§ **Given task**: Render each line of the records as a row in a Markdown table with the columns Row and Line. Number the rows in order and leave out blank lines.

^^^^

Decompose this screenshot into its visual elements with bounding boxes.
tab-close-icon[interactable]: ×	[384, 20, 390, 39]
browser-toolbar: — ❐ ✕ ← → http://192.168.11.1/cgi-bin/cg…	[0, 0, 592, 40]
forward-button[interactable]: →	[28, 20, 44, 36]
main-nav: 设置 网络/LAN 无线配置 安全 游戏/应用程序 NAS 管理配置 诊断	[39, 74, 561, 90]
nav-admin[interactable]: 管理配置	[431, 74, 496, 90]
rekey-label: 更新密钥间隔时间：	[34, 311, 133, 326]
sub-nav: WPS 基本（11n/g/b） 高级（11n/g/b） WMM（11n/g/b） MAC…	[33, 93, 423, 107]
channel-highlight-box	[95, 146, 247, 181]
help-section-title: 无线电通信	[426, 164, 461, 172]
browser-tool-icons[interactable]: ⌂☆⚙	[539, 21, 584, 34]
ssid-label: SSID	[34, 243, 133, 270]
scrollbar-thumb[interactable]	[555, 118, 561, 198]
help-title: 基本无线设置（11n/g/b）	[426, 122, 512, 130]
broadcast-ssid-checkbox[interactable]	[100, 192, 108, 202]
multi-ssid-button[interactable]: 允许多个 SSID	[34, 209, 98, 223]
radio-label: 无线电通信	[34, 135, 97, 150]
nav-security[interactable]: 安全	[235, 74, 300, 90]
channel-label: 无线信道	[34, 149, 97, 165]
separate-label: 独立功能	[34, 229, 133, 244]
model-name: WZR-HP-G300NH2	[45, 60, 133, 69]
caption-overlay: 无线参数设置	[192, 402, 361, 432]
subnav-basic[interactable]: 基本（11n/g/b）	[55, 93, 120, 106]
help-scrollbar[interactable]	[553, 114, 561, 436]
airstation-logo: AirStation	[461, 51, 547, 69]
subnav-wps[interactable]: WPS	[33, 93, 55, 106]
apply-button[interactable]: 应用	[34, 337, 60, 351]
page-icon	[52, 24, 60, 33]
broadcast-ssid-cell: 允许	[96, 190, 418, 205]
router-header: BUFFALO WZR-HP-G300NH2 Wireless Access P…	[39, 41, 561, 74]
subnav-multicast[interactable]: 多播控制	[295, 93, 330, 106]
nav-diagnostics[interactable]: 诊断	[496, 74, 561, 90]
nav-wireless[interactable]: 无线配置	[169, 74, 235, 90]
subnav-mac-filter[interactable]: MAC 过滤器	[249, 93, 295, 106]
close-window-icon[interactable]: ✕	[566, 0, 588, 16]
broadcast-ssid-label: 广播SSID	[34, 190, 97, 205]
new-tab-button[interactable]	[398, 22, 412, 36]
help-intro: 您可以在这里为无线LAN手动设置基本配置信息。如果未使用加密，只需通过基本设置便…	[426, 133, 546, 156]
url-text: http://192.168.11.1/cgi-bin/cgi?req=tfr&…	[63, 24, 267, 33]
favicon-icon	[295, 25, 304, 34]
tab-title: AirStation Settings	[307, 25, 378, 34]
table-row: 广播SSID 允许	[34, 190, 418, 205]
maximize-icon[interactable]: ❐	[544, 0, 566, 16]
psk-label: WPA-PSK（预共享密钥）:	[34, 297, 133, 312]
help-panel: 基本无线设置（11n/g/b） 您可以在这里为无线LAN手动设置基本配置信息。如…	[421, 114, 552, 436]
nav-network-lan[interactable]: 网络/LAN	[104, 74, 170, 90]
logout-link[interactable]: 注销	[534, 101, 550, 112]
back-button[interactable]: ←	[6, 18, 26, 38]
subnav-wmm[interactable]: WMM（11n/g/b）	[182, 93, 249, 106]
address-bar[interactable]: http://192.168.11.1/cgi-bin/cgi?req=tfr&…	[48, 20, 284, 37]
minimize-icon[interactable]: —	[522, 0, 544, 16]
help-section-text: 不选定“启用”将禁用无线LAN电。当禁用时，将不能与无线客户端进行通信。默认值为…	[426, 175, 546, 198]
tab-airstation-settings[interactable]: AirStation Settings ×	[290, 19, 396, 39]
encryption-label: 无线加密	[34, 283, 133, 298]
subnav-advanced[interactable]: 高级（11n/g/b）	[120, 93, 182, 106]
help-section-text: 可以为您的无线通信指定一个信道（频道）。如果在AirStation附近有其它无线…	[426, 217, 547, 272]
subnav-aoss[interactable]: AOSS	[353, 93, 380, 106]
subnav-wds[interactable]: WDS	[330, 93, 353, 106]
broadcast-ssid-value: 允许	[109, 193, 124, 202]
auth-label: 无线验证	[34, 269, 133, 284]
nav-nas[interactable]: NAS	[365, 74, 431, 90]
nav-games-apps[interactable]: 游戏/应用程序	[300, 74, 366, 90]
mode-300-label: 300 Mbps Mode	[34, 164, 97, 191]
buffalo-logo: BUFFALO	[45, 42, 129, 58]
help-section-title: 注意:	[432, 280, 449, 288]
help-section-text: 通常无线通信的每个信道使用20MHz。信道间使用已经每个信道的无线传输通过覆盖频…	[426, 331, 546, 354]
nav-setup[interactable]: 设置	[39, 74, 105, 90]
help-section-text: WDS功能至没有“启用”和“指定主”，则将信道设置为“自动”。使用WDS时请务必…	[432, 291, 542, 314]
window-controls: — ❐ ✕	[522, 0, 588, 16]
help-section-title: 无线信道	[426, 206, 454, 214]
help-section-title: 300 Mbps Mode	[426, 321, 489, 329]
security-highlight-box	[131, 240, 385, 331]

^^^^

§ **Finished answer**:
| Row | Line |
|---|---|
| 1 | Decompose this screenshot into its visual elements with bounding boxes. |
| 2 | tab-close-icon[interactable]: ×	[384, 20, 390, 39] |
| 3 | browser-toolbar: — ❐ ✕ ← → http://192.168.11.1/cgi-bin/cg…	[0, 0, 592, 40] |
| 4 | forward-button[interactable]: →	[28, 20, 44, 36] |
| 5 | main-nav: 设置 网络/LAN 无线配置 安全 游戏/应用程序 NAS 管理配置 诊断	[39, 74, 561, 90] |
| 6 | nav-admin[interactable]: 管理配置	[431, 74, 496, 90] |
| 7 | rekey-label: 更新密钥间隔时间：	[34, 311, 133, 326] |
| 8 | sub-nav: WPS 基本（11n/g/b） 高级（11n/g/b） WMM（11n/g/b） MAC…	[33, 93, 423, 107] |
| 9 | channel-highlight-box	[95, 146, 247, 181] |
| 10 | help-section-title: 无线电通信	[426, 164, 461, 172] |
| 11 | browser-tool-icons[interactable]: ⌂☆⚙	[539, 21, 584, 34] |
| 12 | ssid-label: SSID	[34, 243, 133, 270] |
| 13 | scrollbar-thumb[interactable]	[555, 118, 561, 198] |
| 14 | help-title: 基本无线设置（11n/g/b）	[426, 122, 512, 130] |
| 15 | broadcast-ssid-checkbox[interactable]	[100, 192, 108, 202] |
| 16 | multi-ssid-button[interactable]: 允许多个 SSID	[34, 209, 98, 223] |
| 17 | radio-label: 无线电通信	[34, 135, 97, 150] |
| 18 | nav-security[interactable]: 安全	[235, 74, 300, 90] |
| 19 | channel-label: 无线信道	[34, 149, 97, 165] |
| 20 | separate-label: 独立功能	[34, 229, 133, 244] |
| 21 | model-name: WZR-HP-G300NH2	[45, 60, 133, 69] |
| 22 | caption-overlay: 无线参数设置	[192, 402, 361, 432] |
| 23 | subnav-basic[interactable]: 基本（11n/g/b）	[55, 93, 120, 106] |
| 24 | help-scrollbar[interactable]	[553, 114, 561, 436] |
| 25 | airstation-logo: AirStation	[461, 51, 547, 69] |
| 26 | subnav-wps[interactable]: WPS	[33, 93, 55, 106] |
| 27 | apply-button[interactable]: 应用	[34, 337, 60, 351] |
| 28 | page-icon	[52, 24, 60, 33] |
| 29 | broadcast-ssid-cell: 允许	[96, 190, 418, 205] |
| 30 | router-header: BUFFALO WZR-HP-G300NH2 Wireless Access P…	[39, 41, 561, 74] |
| 31 | subnav-multicast[interactable]: 多播控制	[295, 93, 330, 106] |
| 32 | nav-diagnostics[interactable]: 诊断	[496, 74, 561, 90] |
| 33 | nav-wireless[interactable]: 无线配置	[169, 74, 235, 90] |
| 34 | subnav-mac-filter[interactable]: MAC 过滤器	[249, 93, 295, 106] |
| 35 | close-window-icon[interactable]: ✕	[566, 0, 588, 16] |
| 36 | broadcast-ssid-label: 广播SSID	[34, 190, 97, 205] |
| 37 | new-tab-button[interactable]	[398, 22, 412, 36] |
| 38 | help-intro: 您可以在这里为无线LAN手动设置基本配置信息。如果未使用加密，只需通过基本设置便…	[426, 133, 546, 156] |
| 39 | url-text: http://192.168.11.1/cgi-bin/cgi?req=tfr&…	[63, 24, 267, 33] |
| 40 | favicon-icon	[295, 25, 304, 34] |
| 41 | tab-title: AirStation Settings	[307, 25, 378, 34] |
| 42 | table-row: 广播SSID 允许	[34, 190, 418, 205] |
| 43 | maximize-icon[interactable]: ❐	[544, 0, 566, 16] |
| 44 | psk-label: WPA-PSK（预共享密钥）:	[34, 297, 133, 312] |
| 45 | help-panel: 基本无线设置（11n/g/b） 您可以在这里为无线LAN手动设置基本配置信息。如…	[421, 114, 552, 436] |
| 46 | nav-network-lan[interactable]: 网络/LAN	[104, 74, 170, 90] |
| 47 | logout-link[interactable]: 注销	[534, 101, 550, 112] |
| 48 | back-button[interactable]: ←	[6, 18, 26, 38] |
| 49 | subnav-wmm[interactable]: WMM（11n/g/b）	[182, 93, 249, 106] |
| 50 | address-bar[interactable]: http://192.168.11.1/cgi-bin/cgi?req=tfr&…	[48, 20, 284, 37] |
| 51 | minimize-icon[interactable]: —	[522, 0, 544, 16] |
| 52 | help-section-text: 不选定“启用”将禁用无线LAN电。当禁用时，将不能与无线客户端进行通信。默认值为…	[426, 175, 546, 198] |
| 53 | tab-airstation-settings[interactable]: AirStation Settings ×	[290, 19, 396, 39] |
| 54 | encryption-label: 无线加密	[34, 283, 133, 298] |
| 55 | subnav-advanced[interactable]: 高级（11n/g/b）	[120, 93, 182, 106] |
| 56 | help-section-text: 可以为您的无线通信指定一个信道（频道）。如果在AirStation附近有其它无线…	[426, 217, 547, 272] |
| 57 | subnav-aoss[interactable]: AOSS	[353, 93, 380, 106] |
| 58 | subnav-wds[interactable]: WDS	[330, 93, 353, 106] |
| 59 | broadcast-ssid-value: 允许	[109, 193, 124, 202] |
| 60 | auth-label: 无线验证	[34, 269, 133, 284] |
| 61 | nav-nas[interactable]: NAS	[365, 74, 431, 90] |
| 62 | nav-games-apps[interactable]: 游戏/应用程序	[300, 74, 366, 90] |
| 63 | mode-300-label: 300 Mbps Mode	[34, 164, 97, 191] |
| 64 | buffalo-logo: BUFFALO	[45, 42, 129, 58] |
| 65 | help-section-title: 注意:	[432, 280, 449, 288] |
| 66 | help-section-text: 通常无线通信的每个信道使用20MHz。信道间使用已经每个信道的无线传输通过覆盖频…	[426, 331, 546, 354] |
| 67 | nav-setup[interactable]: 设置	[39, 74, 105, 90] |
| 68 | help-section-text: WDS功能至没有“启用”和“指定主”，则将信道设置为“自动”。使用WDS时请务必…	[432, 291, 542, 314] |
| 69 | window-controls: — ❐ ✕	[522, 0, 588, 16] |
| 70 | help-section-title: 无线信道	[426, 206, 454, 214] |
| 71 | help-section-title: 300 Mbps Mode	[426, 321, 489, 329] |
| 72 | security-highlight-box	[131, 240, 385, 331] |